TASK GOAL = Your job is to retype all of the data word for word, leaving every image out.

(Extracts from a graphics dataset)

+ + + +

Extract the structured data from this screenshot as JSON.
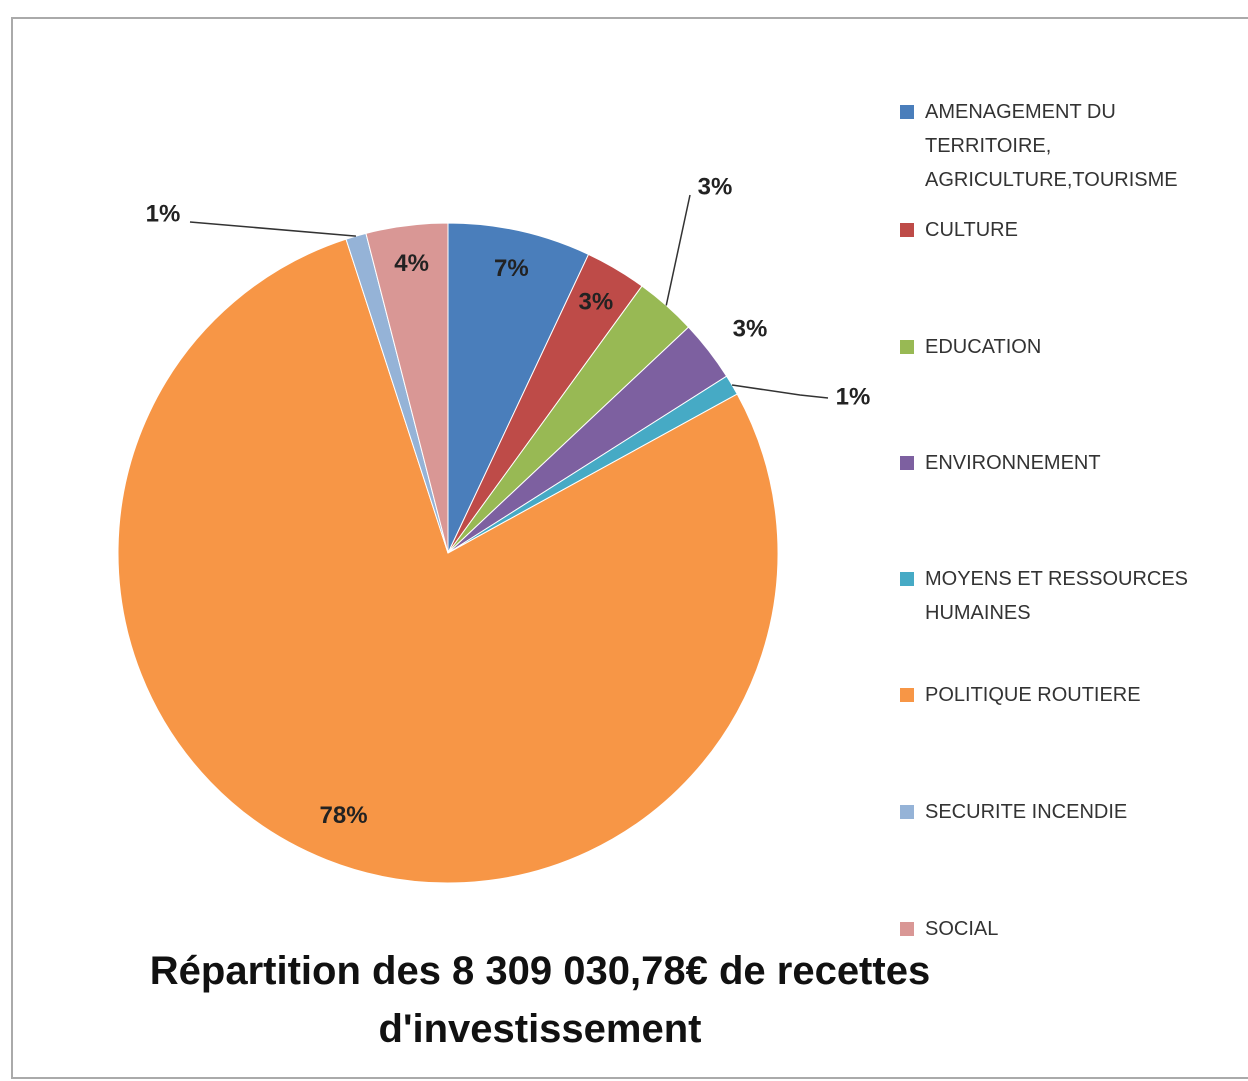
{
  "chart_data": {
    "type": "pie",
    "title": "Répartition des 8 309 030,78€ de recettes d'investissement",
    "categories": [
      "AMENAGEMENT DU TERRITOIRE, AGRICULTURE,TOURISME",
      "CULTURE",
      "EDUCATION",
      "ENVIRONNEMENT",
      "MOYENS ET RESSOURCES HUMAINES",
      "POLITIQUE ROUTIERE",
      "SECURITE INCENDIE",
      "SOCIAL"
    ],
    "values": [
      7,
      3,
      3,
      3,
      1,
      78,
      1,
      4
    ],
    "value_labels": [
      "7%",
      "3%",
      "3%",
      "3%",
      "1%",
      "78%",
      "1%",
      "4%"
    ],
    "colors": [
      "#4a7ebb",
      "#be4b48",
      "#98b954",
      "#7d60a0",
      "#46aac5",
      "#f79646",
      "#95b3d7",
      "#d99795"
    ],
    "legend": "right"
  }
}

+ + + +

COMPLETE RESPONSE =
Extract the structured data from this screenshot as JSON.
{
  "chart_data": {
    "type": "pie",
    "title": "Répartition des 8 309 030,78€ de recettes d'investissement",
    "categories": [
      "AMENAGEMENT DU TERRITOIRE, AGRICULTURE,TOURISME",
      "CULTURE",
      "EDUCATION",
      "ENVIRONNEMENT",
      "MOYENS ET RESSOURCES HUMAINES",
      "POLITIQUE ROUTIERE",
      "SECURITE INCENDIE",
      "SOCIAL"
    ],
    "values": [
      7,
      3,
      3,
      3,
      1,
      78,
      1,
      4
    ],
    "value_labels": [
      "7%",
      "3%",
      "3%",
      "3%",
      "1%",
      "78%",
      "1%",
      "4%"
    ],
    "colors": [
      "#4a7ebb",
      "#be4b48",
      "#98b954",
      "#7d60a0",
      "#46aac5",
      "#f79646",
      "#95b3d7",
      "#d99795"
    ],
    "legend": "right"
  }
}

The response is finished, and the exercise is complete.